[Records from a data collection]
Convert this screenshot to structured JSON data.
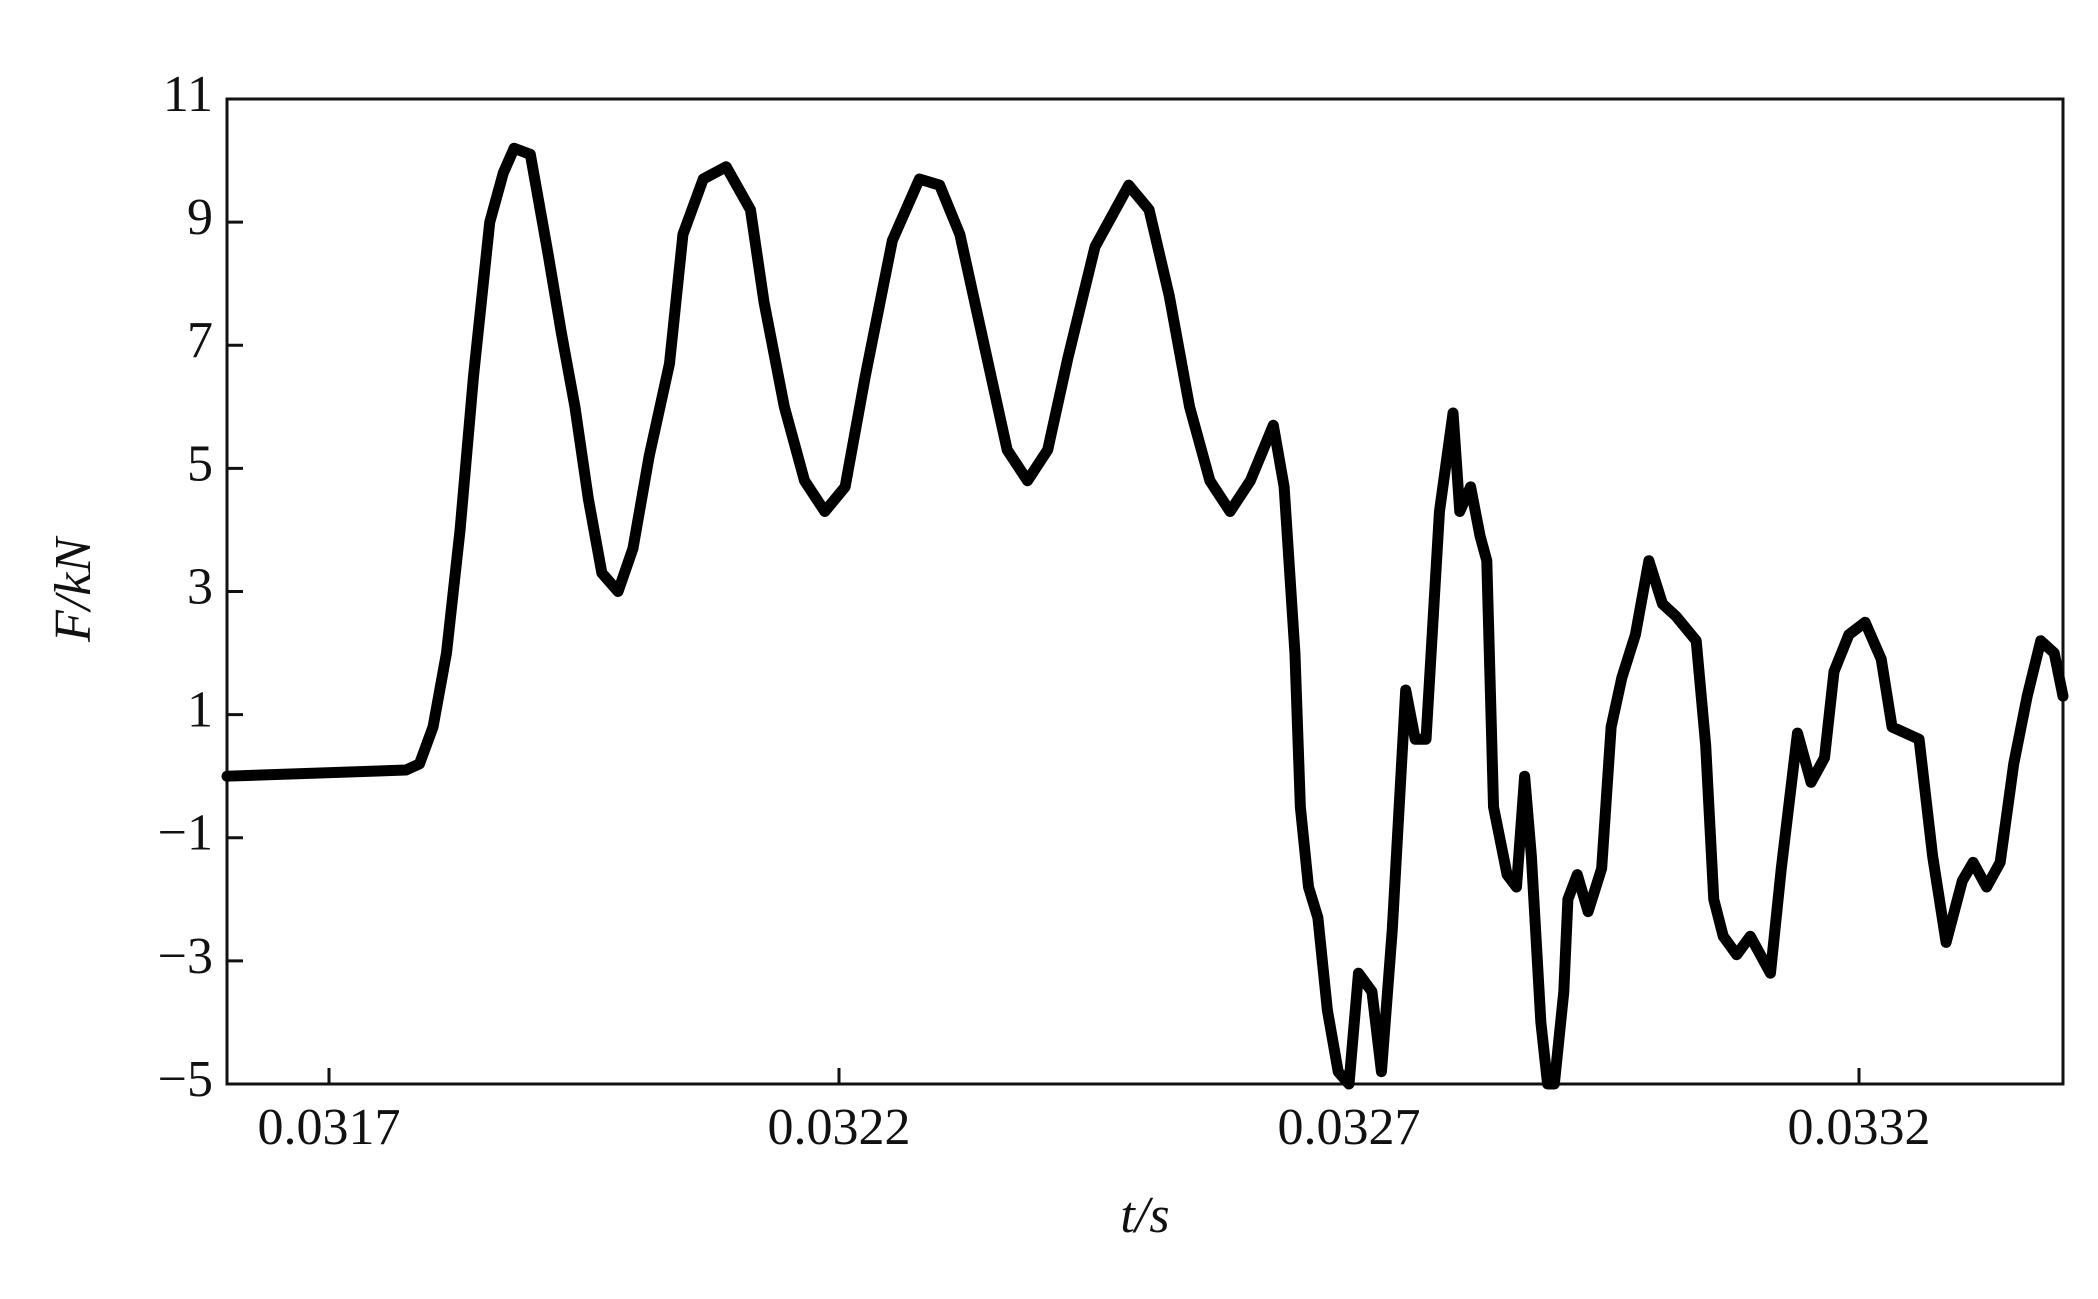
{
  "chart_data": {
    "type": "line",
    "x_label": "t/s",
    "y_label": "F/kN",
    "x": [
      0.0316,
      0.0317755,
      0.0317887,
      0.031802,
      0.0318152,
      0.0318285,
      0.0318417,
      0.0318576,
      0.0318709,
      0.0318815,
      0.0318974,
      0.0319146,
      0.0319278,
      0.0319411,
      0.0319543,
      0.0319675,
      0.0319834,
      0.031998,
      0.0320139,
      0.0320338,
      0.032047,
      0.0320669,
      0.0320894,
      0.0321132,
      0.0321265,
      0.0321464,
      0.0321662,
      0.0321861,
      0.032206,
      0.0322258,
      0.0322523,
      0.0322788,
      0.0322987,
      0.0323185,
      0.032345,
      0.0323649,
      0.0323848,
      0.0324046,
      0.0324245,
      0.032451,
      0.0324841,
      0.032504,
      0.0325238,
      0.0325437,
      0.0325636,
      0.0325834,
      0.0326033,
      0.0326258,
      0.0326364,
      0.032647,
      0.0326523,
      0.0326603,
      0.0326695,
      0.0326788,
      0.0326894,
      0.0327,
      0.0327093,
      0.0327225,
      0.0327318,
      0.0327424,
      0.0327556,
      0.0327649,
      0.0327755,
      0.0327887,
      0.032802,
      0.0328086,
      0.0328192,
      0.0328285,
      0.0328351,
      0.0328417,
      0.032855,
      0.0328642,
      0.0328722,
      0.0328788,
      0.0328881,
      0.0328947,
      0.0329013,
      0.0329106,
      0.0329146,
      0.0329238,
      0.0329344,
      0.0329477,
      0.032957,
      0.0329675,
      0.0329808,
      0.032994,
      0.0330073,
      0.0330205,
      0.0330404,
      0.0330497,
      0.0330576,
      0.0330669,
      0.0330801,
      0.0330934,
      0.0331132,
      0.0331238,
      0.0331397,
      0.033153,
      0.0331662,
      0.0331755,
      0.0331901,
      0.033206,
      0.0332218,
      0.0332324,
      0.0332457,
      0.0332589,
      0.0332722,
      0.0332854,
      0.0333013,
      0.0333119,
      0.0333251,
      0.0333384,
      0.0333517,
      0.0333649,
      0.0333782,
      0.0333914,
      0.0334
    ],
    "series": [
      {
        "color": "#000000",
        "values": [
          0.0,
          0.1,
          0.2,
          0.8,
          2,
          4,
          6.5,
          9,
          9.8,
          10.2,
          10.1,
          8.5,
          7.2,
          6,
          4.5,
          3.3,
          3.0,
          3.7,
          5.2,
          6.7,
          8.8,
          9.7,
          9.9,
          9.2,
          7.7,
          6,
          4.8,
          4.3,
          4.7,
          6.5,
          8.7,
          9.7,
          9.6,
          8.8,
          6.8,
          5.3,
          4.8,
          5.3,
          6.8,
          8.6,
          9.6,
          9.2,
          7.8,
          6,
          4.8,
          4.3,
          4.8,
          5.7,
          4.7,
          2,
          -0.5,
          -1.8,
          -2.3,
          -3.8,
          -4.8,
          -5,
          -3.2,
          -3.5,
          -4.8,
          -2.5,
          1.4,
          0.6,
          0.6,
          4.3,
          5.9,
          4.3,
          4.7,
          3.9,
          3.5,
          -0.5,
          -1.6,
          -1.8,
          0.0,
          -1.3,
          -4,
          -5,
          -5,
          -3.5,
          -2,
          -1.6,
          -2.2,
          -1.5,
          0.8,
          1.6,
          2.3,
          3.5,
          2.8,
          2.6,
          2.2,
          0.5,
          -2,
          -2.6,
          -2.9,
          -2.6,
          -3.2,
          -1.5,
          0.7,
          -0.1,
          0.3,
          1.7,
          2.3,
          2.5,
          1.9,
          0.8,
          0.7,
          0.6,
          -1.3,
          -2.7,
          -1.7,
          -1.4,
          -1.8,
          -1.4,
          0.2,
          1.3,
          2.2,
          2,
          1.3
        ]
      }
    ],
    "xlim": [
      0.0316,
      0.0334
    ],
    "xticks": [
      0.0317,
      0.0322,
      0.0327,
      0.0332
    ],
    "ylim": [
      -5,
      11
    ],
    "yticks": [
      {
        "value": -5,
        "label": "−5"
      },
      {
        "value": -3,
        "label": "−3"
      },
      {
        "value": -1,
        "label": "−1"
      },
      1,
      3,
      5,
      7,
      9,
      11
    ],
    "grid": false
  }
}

Aim of the task: Reproduce every line above as written, skipping pictures.

Response to the exercise:
Convert this screenshot to structured JSON data.
{
  "chart_data": {
    "type": "line",
    "x_label": "t/s",
    "y_label": "F/kN",
    "x": [
      0.0316,
      0.0317755,
      0.0317887,
      0.031802,
      0.0318152,
      0.0318285,
      0.0318417,
      0.0318576,
      0.0318709,
      0.0318815,
      0.0318974,
      0.0319146,
      0.0319278,
      0.0319411,
      0.0319543,
      0.0319675,
      0.0319834,
      0.031998,
      0.0320139,
      0.0320338,
      0.032047,
      0.0320669,
      0.0320894,
      0.0321132,
      0.0321265,
      0.0321464,
      0.0321662,
      0.0321861,
      0.032206,
      0.0322258,
      0.0322523,
      0.0322788,
      0.0322987,
      0.0323185,
      0.032345,
      0.0323649,
      0.0323848,
      0.0324046,
      0.0324245,
      0.032451,
      0.0324841,
      0.032504,
      0.0325238,
      0.0325437,
      0.0325636,
      0.0325834,
      0.0326033,
      0.0326258,
      0.0326364,
      0.032647,
      0.0326523,
      0.0326603,
      0.0326695,
      0.0326788,
      0.0326894,
      0.0327,
      0.0327093,
      0.0327225,
      0.0327318,
      0.0327424,
      0.0327556,
      0.0327649,
      0.0327755,
      0.0327887,
      0.032802,
      0.0328086,
      0.0328192,
      0.0328285,
      0.0328351,
      0.0328417,
      0.032855,
      0.0328642,
      0.0328722,
      0.0328788,
      0.0328881,
      0.0328947,
      0.0329013,
      0.0329106,
      0.0329146,
      0.0329238,
      0.0329344,
      0.0329477,
      0.032957,
      0.0329675,
      0.0329808,
      0.032994,
      0.0330073,
      0.0330205,
      0.0330404,
      0.0330497,
      0.0330576,
      0.0330669,
      0.0330801,
      0.0330934,
      0.0331132,
      0.0331238,
      0.0331397,
      0.033153,
      0.0331662,
      0.0331755,
      0.0331901,
      0.033206,
      0.0332218,
      0.0332324,
      0.0332457,
      0.0332589,
      0.0332722,
      0.0332854,
      0.0333013,
      0.0333119,
      0.0333251,
      0.0333384,
      0.0333517,
      0.0333649,
      0.0333782,
      0.0333914,
      0.0334
    ],
    "series": [
      {
        "color": "#000000",
        "values": [
          0.0,
          0.1,
          0.2,
          0.8,
          2,
          4,
          6.5,
          9,
          9.8,
          10.2,
          10.1,
          8.5,
          7.2,
          6,
          4.5,
          3.3,
          3.0,
          3.7,
          5.2,
          6.7,
          8.8,
          9.7,
          9.9,
          9.2,
          7.7,
          6,
          4.8,
          4.3,
          4.7,
          6.5,
          8.7,
          9.7,
          9.6,
          8.8,
          6.8,
          5.3,
          4.8,
          5.3,
          6.8,
          8.6,
          9.6,
          9.2,
          7.8,
          6,
          4.8,
          4.3,
          4.8,
          5.7,
          4.7,
          2,
          -0.5,
          -1.8,
          -2.3,
          -3.8,
          -4.8,
          -5,
          -3.2,
          -3.5,
          -4.8,
          -2.5,
          1.4,
          0.6,
          0.6,
          4.3,
          5.9,
          4.3,
          4.7,
          3.9,
          3.5,
          -0.5,
          -1.6,
          -1.8,
          0.0,
          -1.3,
          -4,
          -5,
          -5,
          -3.5,
          -2,
          -1.6,
          -2.2,
          -1.5,
          0.8,
          1.6,
          2.3,
          3.5,
          2.8,
          2.6,
          2.2,
          0.5,
          -2,
          -2.6,
          -2.9,
          -2.6,
          -3.2,
          -1.5,
          0.7,
          -0.1,
          0.3,
          1.7,
          2.3,
          2.5,
          1.9,
          0.8,
          0.7,
          0.6,
          -1.3,
          -2.7,
          -1.7,
          -1.4,
          -1.8,
          -1.4,
          0.2,
          1.3,
          2.2,
          2,
          1.3
        ]
      }
    ],
    "xlim": [
      0.0316,
      0.0334
    ],
    "xticks": [
      0.0317,
      0.0322,
      0.0327,
      0.0332
    ],
    "ylim": [
      -5,
      11
    ],
    "yticks": [
      {
        "value": -5,
        "label": "−5"
      },
      {
        "value": -3,
        "label": "−3"
      },
      {
        "value": -1,
        "label": "−1"
      },
      1,
      3,
      5,
      7,
      9,
      11
    ],
    "grid": false
  }
}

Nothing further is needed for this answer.